**WHAT THE TASK ASKS:** Collect all lines from the records below that include the word "коммуникации".

(Stored records)
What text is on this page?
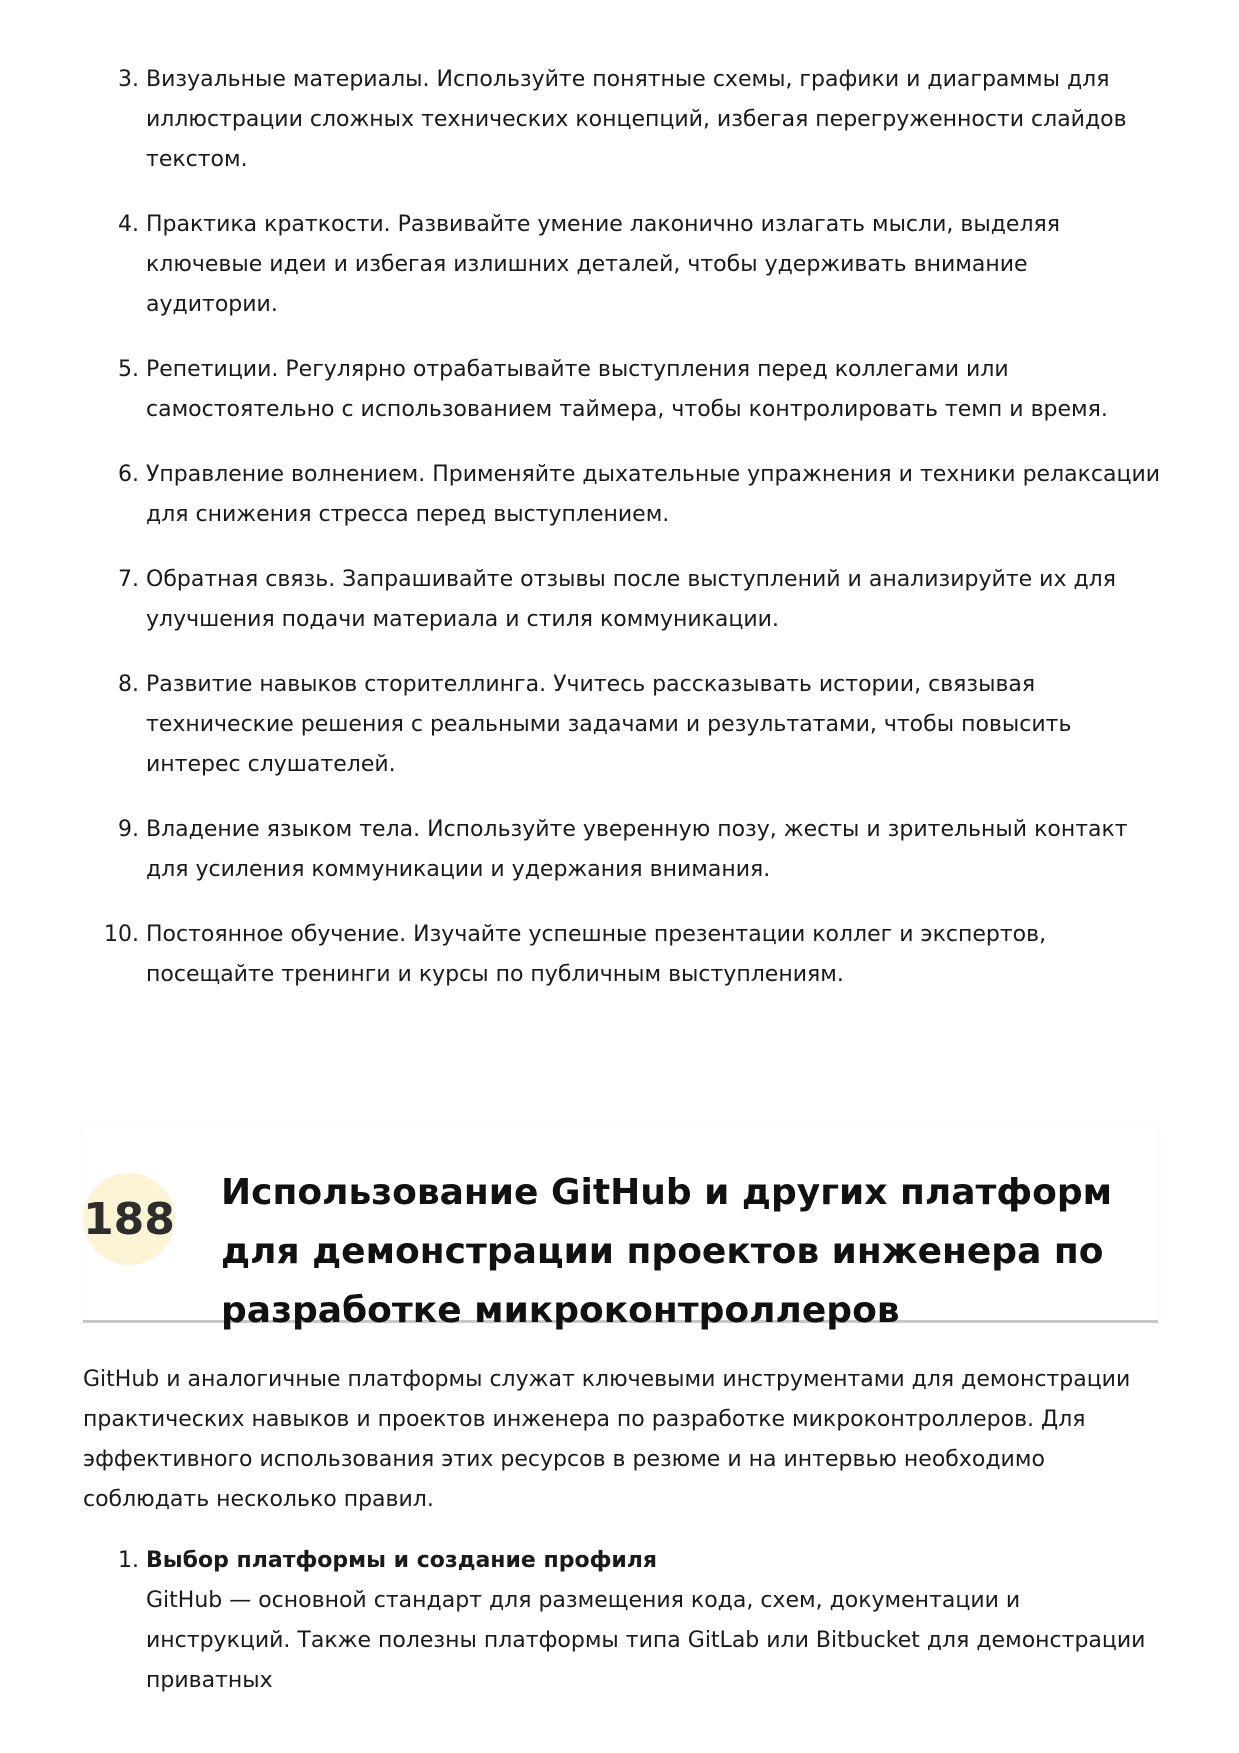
3. Визуальные материалы. Используйте понятные схемы, графики и диаграммы для иллюстрации сложных технических концепций, избегая перегруженности слайдов текстом.
4. Практика краткости. Развивайте умение лаконично излагать мысли, выделяя ключевые идеи и избегая излишних деталей, чтобы удерживать внимание аудитории.
5. Репетиции. Регулярно отрабатывайте выступления перед коллегами или самостоятельно с использованием таймера, чтобы контролировать темп и время.
6. Управление волнением. Применяйте дыхательные упражнения и техники релаксации для снижения стресса перед выступлением.
7. Обратная связь. Запрашивайте отзывы после выступлений и анализируйте их для улучшения подачи материала и стиля коммуникации.
8. Развитие навыков сторителлинга. Учитесь рассказывать истории, связывая технические решения с реальными задачами и результатами, чтобы повысить интерес слушателей.
9. Владение языком тела. Используйте уверенную позу, жесты и зрительный контакт для усиления коммуникации и удержания внимания.
10. Постоянное обучение. Изучайте успешные презентации коллег и экспертов, посещайте тренинги и курсы по публичным выступлениям.
188
Использование GitHub и других платформ для демонстрации проектов инженера по разработке микроконтроллеров

GitHub и аналогичные платформы служат ключевыми инструментами для демонстрации практических навыков и проектов инженера по разработке микроконтроллеров. Для эффективного использования этих ресурсов в резюме и на интервью необходимо соблюдать несколько правил.

1. Выбор платформы и создание профиля
GitHub — основной стандарт для размещения кода, схем, документации и инструкций. Также полезны платформы типа GitLab или Bitbucket для демонстрации приватных
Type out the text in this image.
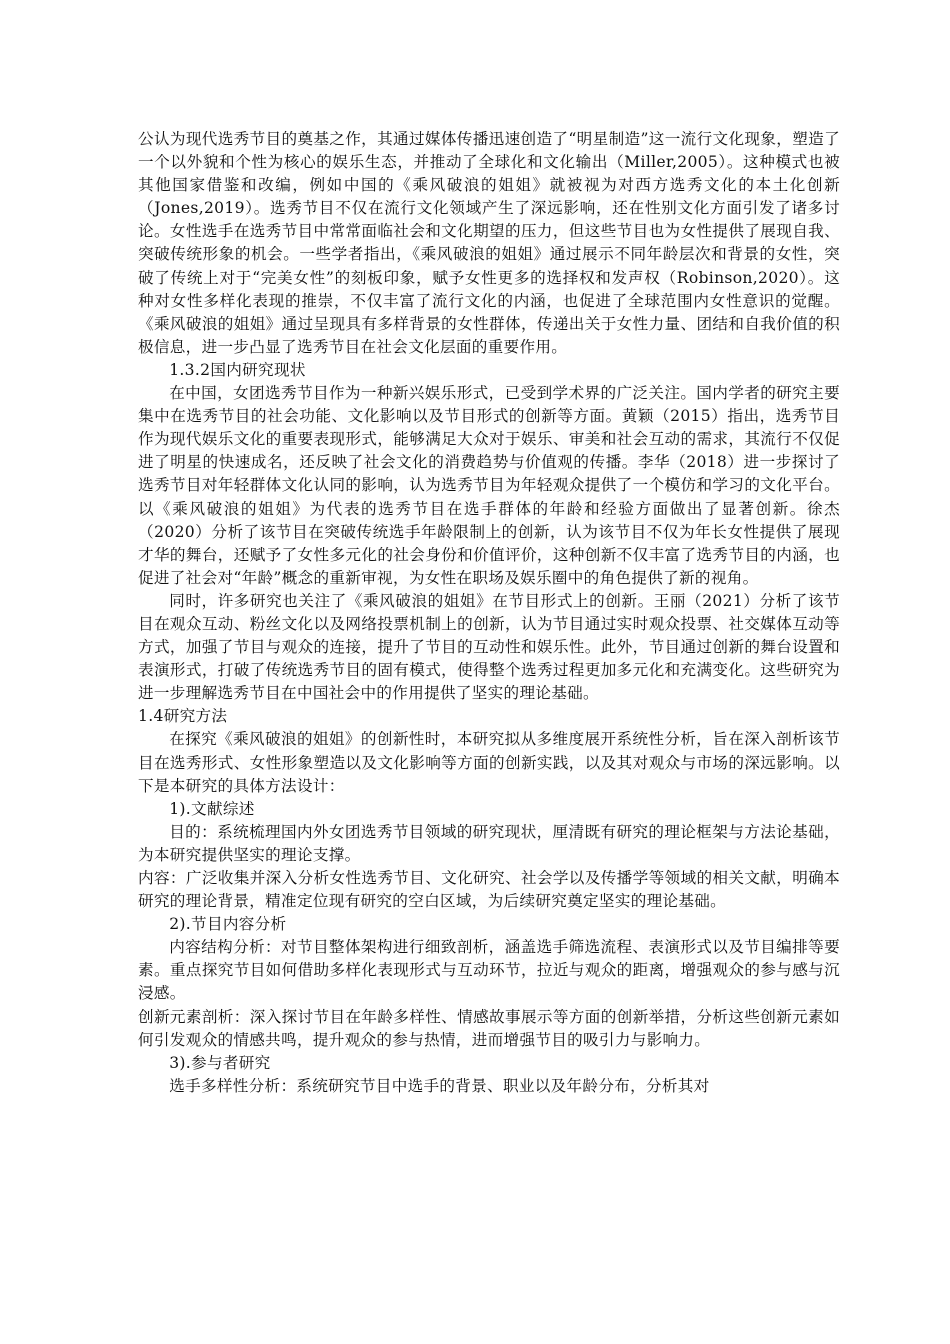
公认为现代选秀节目的奠基之作，其通过媒体传播迅速创造了“明星制造”这一流行文化现象，塑造了一个以外貌和个性为核心的娱乐生态，并推动了全球化和文化输出（Miller,2005）。这种模式也被其他国家借鉴和改编，例如中国的《乘风破浪的姐姐》就被视为对西方选秀文化的本土化创新（Jones,2019）。选秀节目不仅在流行文化领域产生了深远影响，还在性别文化方面引发了诸多讨论。女性选手在选秀节目中常常面临社会和文化期望的压力，但这些节目也为女性提供了展现自我、突破传统形象的机会。一些学者指出，《乘风破浪的姐姐》通过展示不同年龄层次和背景的女性，突破了传统上对于“完美女性”的刻板印象，赋予女性更多的选择权和发声权（Robinson,2020）。这种对女性多样化表现的推崇，不仅丰富了流行文化的内涵，也促进了全球范围内女性意识的觉醒。《乘风破浪的姐姐》通过呈现具有多样背景的女性群体，传递出关于女性力量、团结和自我价值的积极信息，进一步凸显了选秀节目在社会文化层面的重要作用。

1.3.2国内研究现状

在中国，女团选秀节目作为一种新兴娱乐形式，已受到学术界的广泛关注。国内学者的研究主要集中在选秀节目的社会功能、文化影响以及节目形式的创新等方面。黄颖（2015）指出，选秀节目作为现代娱乐文化的重要表现形式，能够满足大众对于娱乐、审美和社会互动的需求，其流行不仅促进了明星的快速成名，还反映了社会文化的消费趋势与价值观的传播。李华（2018）进一步探讨了选秀节目对年轻群体文化认同的影响，认为选秀节目为年轻观众提供了一个模仿和学习的文化平台。 以《乘风破浪的姐姐》为代表的选秀节目在选手群体的年龄和经验方面做出了显著创新。徐杰（2020）分析了该节目在突破传统选手年龄限制上的创新，认为该节目不仅为年长女性提供了展现才华的舞台，还赋予了女性多元化的社会身份和价值评价，这种创新不仅丰富了选秀节目的内涵，也促进了社会对“年龄”概念的重新审视，为女性在职场及娱乐圈中的角色提供了新的视角。

同时，许多研究也关注了《乘风破浪的姐姐》在节目形式上的创新。王丽（2021）分析了该节目在观众互动、粉丝文化以及网络投票机制上的创新，认为节目通过实时观众投票、社交媒体互动等方式，加强了节目与观众的连接，提升了节目的互动性和娱乐性。此外，节目通过创新的舞台设置和表演形式，打破了传统选秀节目的固有模式，使得整个选秀过程更加多元化和充满变化。这些研究为进一步理解选秀节目在中国社会中的作用提供了坚实的理论基础。

1.4研究方法

在探究《乘风破浪的姐姐》的创新性时，本研究拟从多维度展开系统性分析，旨在深入剖析该节目在选秀形式、女性形象塑造以及文化影响等方面的创新实践，以及其对观众与市场的深远影响。以下是本研究的具体方法设计：

1).文献综述

目的：系统梳理国内外女团选秀节目领域的研究现状，厘清既有研究的理论框架与方法论基础，为本研究提供坚实的理论支撑。

内容：广泛收集并深入分析女性选秀节目、文化研究、社会学以及传播学等领域的相关文献，明确本研究的理论背景，精准定位现有研究的空白区域，为后续研究奠定坚实的理论基础。

2).节目内容分析

内容结构分析：对节目整体架构进行细致剖析，涵盖选手筛选流程、表演形式以及节目编排等要素。重点探究节目如何借助多样化表现形式与互动环节，拉近与观众的距离，增强观众的参与感与沉浸感。

创新元素剖析：深入探讨节目在年龄多样性、情感故事展示等方面的创新举措，分析这些创新元素如何引发观众的情感共鸣，提升观众的参与热情，进而增强节目的吸引力与影响力。

3).参与者研究

选手多样性分析：系统研究节目中选手的背景、职业以及年龄分布，分析其对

**EXERCISE RESULT:**
7. Обратная связь. Запрашивайте отзывы после выступлений и анализируйте их для улучшения подачи материала и стиля коммуникации.
9. Владение языком тела. Используйте уверенную позу, жесты и зрительный контакт для усиления коммуникации и удержания внимания.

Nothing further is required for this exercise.